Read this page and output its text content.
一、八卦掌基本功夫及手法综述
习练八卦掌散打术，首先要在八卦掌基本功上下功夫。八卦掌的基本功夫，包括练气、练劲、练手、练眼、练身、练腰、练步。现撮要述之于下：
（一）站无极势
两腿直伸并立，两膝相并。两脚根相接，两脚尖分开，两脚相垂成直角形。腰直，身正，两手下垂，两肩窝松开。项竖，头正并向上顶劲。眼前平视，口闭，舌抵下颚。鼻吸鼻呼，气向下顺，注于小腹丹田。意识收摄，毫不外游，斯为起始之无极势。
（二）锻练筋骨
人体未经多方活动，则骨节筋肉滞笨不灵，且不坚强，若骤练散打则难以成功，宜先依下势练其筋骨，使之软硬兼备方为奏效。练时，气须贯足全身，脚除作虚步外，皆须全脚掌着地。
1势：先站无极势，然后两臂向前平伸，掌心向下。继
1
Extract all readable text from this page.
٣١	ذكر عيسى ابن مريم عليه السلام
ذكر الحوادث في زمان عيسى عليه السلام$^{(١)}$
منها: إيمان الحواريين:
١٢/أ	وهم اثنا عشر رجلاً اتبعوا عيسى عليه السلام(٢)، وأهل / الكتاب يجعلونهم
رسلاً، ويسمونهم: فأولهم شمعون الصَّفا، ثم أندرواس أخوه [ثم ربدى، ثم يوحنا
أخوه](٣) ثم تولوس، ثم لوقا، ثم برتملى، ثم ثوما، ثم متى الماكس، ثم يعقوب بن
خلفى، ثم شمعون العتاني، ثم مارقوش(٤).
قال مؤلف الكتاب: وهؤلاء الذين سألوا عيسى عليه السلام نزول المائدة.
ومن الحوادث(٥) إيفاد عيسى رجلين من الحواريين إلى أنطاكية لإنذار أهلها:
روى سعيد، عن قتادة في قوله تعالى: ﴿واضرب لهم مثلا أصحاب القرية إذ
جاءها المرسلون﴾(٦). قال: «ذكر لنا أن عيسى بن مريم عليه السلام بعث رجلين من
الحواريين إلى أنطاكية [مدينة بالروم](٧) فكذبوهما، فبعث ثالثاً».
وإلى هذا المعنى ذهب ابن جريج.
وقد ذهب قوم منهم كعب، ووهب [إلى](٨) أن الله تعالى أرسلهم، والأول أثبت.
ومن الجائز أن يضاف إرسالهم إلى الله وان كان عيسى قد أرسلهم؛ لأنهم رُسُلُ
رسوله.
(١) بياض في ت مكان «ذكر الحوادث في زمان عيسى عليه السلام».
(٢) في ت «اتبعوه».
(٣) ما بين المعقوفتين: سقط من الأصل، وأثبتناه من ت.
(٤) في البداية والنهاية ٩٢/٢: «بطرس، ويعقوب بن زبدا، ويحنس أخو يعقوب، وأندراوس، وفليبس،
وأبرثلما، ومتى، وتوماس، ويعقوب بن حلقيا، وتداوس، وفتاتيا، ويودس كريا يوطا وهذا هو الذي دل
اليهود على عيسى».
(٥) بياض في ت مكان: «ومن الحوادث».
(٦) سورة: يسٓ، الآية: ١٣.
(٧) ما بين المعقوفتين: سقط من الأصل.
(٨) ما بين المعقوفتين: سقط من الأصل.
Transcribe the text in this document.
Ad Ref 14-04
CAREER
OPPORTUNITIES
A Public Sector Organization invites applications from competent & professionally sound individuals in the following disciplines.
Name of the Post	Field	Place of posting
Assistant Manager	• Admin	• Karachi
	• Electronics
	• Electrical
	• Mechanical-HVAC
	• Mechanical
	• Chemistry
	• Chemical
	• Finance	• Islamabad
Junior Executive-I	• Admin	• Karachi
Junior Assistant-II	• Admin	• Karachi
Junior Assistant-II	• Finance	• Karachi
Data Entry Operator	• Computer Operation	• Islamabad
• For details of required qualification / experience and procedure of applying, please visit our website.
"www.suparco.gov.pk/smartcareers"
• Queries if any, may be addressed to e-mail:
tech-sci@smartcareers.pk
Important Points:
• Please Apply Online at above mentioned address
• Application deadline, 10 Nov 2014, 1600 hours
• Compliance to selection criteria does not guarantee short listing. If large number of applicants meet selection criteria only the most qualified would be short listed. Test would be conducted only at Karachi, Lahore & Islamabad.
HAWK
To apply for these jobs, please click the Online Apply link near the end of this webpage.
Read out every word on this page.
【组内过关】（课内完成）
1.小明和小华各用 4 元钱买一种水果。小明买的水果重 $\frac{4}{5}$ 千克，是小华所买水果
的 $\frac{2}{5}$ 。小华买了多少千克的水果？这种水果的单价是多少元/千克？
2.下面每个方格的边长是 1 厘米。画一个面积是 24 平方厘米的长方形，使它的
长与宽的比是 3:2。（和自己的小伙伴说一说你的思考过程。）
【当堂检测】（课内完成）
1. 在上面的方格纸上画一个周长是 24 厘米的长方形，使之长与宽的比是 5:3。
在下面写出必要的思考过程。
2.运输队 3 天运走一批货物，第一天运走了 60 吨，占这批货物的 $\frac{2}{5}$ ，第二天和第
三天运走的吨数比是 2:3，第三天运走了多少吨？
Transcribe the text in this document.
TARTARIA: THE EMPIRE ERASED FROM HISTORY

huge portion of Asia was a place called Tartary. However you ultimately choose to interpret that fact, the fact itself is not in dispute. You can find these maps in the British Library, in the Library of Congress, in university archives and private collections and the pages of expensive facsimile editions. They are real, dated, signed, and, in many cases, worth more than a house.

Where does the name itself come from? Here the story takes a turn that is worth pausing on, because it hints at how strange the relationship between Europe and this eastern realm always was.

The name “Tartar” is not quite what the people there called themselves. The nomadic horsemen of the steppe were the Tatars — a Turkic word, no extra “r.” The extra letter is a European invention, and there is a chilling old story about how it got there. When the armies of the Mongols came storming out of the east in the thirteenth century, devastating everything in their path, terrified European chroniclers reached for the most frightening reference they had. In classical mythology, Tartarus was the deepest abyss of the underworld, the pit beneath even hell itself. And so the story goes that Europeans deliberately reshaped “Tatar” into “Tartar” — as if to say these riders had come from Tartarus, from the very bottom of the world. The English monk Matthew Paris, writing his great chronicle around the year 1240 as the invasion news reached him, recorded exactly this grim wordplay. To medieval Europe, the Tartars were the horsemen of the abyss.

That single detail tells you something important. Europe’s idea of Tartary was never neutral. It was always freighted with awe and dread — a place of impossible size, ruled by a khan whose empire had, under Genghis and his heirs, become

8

* * * * * * * * *

> Required work:
Looking at the records above, work out how many lines include the string "رجلين". Give the number and nothing else.

> Problem solution:
2